╭─ Given data

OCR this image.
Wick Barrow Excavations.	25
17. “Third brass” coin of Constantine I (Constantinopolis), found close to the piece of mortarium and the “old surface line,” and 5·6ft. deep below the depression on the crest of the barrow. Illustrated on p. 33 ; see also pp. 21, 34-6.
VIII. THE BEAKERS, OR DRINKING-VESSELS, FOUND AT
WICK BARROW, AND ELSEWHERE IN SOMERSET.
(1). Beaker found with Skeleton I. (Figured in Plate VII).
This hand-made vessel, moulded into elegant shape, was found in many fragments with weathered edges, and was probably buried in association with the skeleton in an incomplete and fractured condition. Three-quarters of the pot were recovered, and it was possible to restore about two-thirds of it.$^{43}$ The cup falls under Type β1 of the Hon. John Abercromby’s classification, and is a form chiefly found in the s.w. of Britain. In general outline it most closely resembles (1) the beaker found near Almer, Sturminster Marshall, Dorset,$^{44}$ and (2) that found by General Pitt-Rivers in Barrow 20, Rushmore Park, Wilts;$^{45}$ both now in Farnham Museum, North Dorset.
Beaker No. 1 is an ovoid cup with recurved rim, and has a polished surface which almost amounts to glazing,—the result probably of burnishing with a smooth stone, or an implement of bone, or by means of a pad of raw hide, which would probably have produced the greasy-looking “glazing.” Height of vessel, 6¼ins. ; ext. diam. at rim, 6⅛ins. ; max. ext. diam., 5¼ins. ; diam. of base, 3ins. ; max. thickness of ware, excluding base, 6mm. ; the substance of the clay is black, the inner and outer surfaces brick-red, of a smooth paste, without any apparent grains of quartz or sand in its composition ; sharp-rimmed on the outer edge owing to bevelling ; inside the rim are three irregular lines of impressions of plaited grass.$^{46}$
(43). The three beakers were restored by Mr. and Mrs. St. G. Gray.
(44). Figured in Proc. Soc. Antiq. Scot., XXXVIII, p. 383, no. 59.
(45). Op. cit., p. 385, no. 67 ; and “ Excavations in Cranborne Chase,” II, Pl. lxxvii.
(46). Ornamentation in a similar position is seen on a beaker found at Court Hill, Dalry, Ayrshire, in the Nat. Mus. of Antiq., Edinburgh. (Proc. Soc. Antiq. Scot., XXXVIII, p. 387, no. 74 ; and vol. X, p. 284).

╰─

Given exercise —
Determine how many lines in the listing above hold the word "XXXVIII", answering with the number only.

Worked solution —
2